→ **Exercise data**

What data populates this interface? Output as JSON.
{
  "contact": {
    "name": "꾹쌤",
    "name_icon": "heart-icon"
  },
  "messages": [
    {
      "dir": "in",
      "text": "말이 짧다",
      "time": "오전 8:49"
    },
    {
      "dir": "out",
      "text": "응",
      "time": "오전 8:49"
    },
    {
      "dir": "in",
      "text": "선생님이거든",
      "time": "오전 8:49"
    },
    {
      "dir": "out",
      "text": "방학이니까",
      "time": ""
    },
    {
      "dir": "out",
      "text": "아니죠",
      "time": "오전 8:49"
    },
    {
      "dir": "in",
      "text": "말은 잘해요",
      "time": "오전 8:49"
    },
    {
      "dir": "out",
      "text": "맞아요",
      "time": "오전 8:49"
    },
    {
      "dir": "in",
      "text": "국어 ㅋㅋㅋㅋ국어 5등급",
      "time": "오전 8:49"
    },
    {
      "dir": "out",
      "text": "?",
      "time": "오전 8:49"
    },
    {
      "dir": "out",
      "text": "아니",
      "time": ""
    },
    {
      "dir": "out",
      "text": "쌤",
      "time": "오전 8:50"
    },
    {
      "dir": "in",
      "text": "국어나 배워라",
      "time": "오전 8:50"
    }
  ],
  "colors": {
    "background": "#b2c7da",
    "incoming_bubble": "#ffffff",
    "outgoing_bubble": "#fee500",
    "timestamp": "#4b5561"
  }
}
--
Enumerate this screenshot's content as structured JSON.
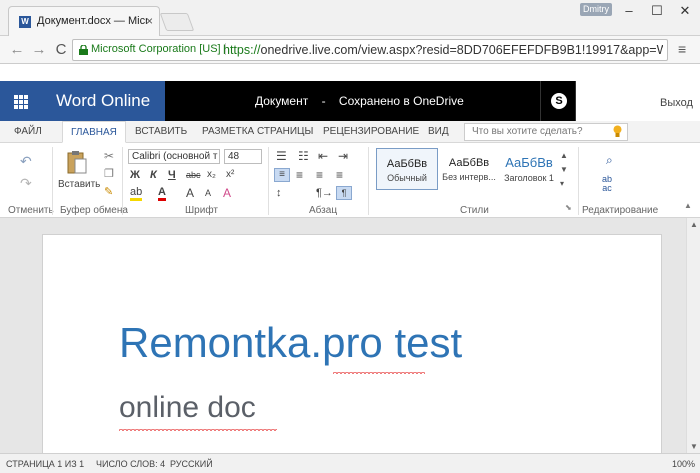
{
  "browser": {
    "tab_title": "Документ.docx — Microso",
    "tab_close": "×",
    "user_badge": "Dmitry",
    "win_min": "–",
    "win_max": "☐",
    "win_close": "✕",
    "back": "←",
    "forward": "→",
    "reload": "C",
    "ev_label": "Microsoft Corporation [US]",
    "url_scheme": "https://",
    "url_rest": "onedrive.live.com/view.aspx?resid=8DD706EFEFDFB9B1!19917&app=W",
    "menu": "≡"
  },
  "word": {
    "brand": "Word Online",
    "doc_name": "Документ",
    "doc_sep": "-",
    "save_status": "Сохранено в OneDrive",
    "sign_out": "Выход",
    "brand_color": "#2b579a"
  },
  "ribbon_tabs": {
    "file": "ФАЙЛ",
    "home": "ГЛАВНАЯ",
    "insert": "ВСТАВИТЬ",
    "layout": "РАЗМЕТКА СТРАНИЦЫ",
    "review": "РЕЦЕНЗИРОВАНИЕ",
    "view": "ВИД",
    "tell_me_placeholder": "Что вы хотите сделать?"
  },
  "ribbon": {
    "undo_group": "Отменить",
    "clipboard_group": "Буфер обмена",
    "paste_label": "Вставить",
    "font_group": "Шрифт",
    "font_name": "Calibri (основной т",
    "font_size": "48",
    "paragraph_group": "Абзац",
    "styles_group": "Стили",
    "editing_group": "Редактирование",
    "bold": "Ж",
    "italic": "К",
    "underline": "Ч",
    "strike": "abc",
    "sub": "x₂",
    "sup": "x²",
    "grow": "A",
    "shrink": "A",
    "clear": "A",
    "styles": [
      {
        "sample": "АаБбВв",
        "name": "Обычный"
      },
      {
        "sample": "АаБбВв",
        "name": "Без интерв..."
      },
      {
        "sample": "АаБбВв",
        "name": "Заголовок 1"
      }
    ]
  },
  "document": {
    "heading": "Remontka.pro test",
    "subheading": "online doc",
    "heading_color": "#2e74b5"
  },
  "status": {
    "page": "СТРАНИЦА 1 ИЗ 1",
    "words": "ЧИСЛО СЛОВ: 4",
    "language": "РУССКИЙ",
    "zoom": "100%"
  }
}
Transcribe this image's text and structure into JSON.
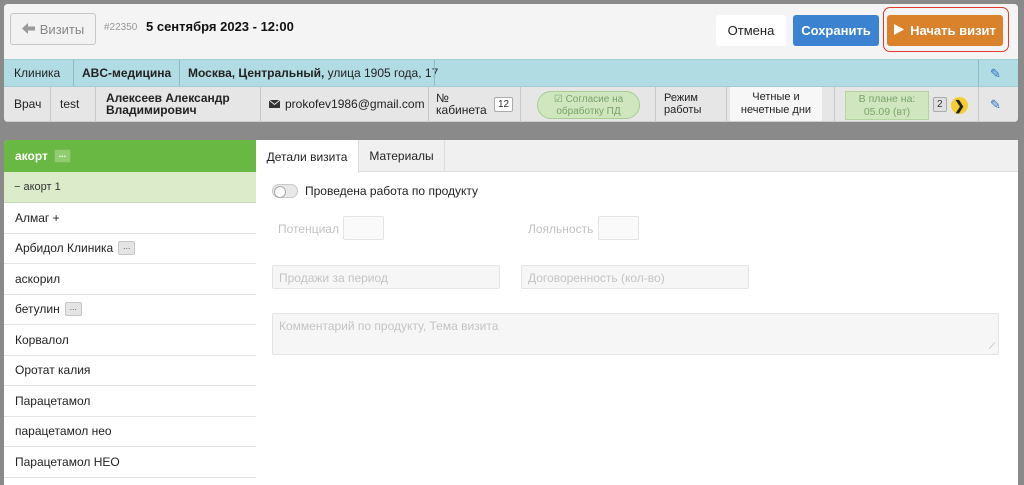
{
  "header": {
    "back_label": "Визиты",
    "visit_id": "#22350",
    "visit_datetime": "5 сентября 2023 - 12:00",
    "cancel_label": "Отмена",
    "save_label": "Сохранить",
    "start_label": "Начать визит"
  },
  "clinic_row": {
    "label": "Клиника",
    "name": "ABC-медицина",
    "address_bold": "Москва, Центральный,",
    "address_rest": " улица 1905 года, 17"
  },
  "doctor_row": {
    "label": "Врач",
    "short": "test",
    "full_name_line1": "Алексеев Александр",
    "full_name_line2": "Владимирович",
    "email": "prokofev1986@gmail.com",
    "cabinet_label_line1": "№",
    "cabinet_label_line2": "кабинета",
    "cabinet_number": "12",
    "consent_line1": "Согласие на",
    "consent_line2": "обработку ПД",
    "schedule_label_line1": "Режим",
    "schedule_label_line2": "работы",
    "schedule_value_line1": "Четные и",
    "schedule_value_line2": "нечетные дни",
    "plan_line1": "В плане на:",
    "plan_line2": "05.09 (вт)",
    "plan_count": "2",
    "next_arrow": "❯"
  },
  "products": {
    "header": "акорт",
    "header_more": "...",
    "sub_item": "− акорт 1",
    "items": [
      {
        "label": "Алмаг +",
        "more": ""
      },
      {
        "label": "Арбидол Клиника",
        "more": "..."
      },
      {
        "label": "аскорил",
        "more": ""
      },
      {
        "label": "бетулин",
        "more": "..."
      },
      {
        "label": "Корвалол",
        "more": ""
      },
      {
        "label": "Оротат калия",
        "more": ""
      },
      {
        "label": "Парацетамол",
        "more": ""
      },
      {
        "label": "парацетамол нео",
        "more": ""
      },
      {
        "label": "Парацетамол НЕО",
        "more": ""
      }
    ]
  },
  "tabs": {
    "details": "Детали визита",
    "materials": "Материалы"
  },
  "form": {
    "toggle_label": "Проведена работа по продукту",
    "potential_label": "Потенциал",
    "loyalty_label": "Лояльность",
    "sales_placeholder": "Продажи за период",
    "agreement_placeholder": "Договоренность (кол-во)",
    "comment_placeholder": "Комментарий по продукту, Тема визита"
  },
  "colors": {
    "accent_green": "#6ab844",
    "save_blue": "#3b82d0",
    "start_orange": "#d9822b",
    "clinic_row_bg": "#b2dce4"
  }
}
...
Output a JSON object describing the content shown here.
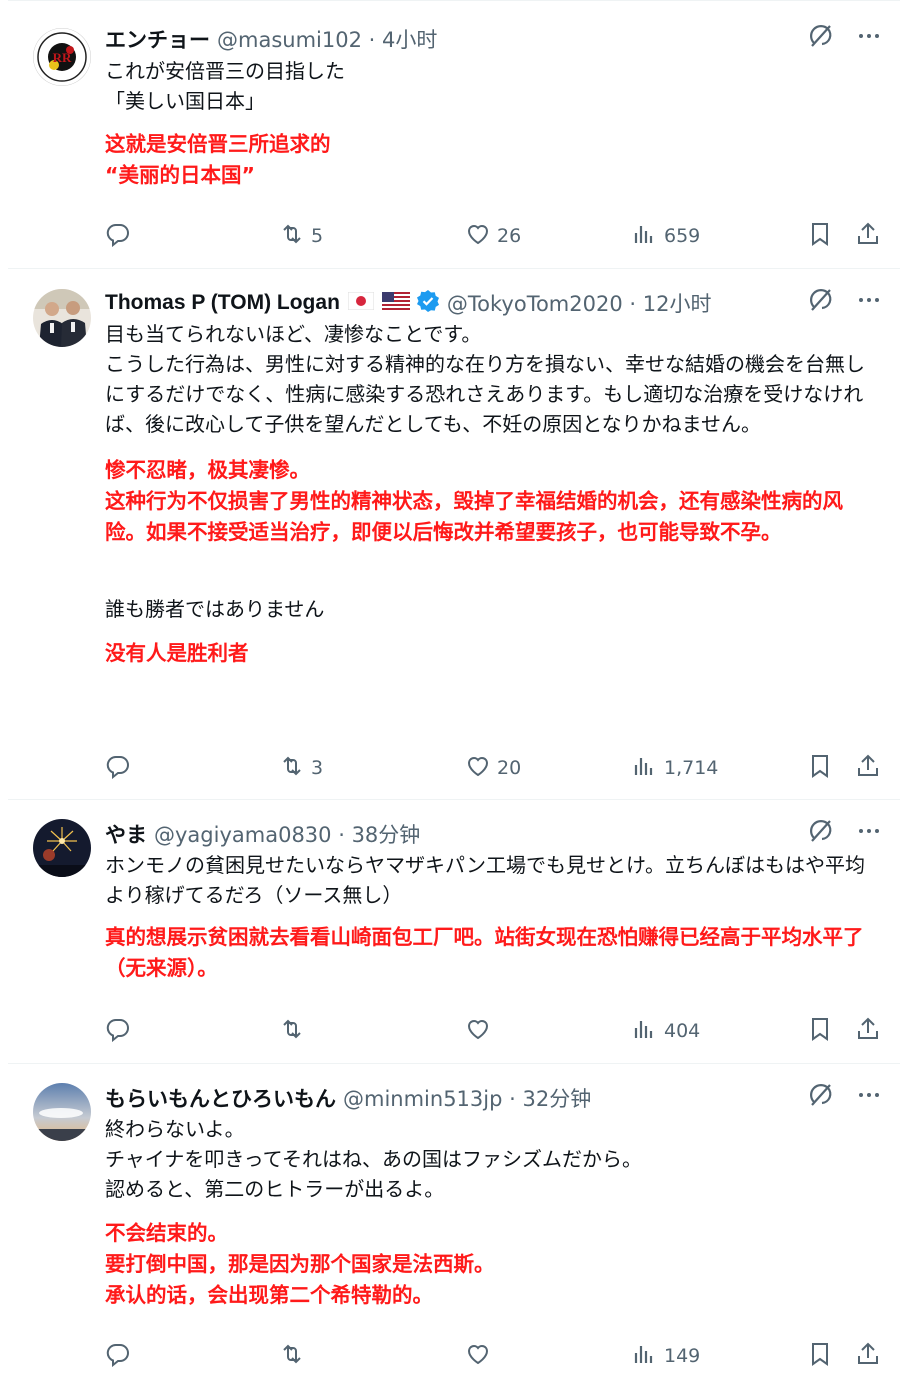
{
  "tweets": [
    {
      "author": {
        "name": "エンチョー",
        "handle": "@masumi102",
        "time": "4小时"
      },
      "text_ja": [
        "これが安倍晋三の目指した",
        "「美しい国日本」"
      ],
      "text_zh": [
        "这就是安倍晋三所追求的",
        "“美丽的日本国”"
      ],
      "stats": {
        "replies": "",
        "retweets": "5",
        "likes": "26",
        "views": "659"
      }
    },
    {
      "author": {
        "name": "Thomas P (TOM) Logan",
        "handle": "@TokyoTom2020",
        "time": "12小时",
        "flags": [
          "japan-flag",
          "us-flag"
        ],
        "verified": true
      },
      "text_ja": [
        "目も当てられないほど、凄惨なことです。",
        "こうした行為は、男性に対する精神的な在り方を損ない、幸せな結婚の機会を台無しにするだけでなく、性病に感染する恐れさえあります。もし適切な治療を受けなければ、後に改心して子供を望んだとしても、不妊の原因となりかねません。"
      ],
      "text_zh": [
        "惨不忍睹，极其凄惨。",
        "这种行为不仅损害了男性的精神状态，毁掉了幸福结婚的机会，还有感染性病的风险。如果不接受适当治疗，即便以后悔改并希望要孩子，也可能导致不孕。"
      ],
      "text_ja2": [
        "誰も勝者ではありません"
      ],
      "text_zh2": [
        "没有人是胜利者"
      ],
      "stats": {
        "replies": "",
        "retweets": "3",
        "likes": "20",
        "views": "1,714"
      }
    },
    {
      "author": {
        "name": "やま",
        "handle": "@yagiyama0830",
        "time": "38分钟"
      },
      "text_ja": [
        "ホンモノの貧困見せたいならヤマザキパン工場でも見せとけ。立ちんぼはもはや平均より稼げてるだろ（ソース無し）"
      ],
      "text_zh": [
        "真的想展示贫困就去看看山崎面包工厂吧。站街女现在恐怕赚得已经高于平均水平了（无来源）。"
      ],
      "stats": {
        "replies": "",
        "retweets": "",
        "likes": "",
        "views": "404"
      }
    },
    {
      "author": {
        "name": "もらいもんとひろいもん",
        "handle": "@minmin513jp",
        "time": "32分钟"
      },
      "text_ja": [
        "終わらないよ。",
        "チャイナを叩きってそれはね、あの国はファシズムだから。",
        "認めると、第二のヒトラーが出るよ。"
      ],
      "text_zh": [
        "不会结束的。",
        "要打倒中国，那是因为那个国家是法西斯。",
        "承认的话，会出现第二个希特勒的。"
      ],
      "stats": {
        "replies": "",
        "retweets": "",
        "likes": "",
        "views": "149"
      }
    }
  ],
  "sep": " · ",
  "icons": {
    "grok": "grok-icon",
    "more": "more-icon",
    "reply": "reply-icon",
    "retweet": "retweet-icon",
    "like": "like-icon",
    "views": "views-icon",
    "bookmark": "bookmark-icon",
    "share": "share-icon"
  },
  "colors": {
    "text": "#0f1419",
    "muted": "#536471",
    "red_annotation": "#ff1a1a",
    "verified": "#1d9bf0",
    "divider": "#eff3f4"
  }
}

→ **Given exercise**
Copy out every line where the word "content" occurs.

→ **Written solution**
Enumerate this screenshot's content as structured JSON.
Output a JSON object describing the content shown here.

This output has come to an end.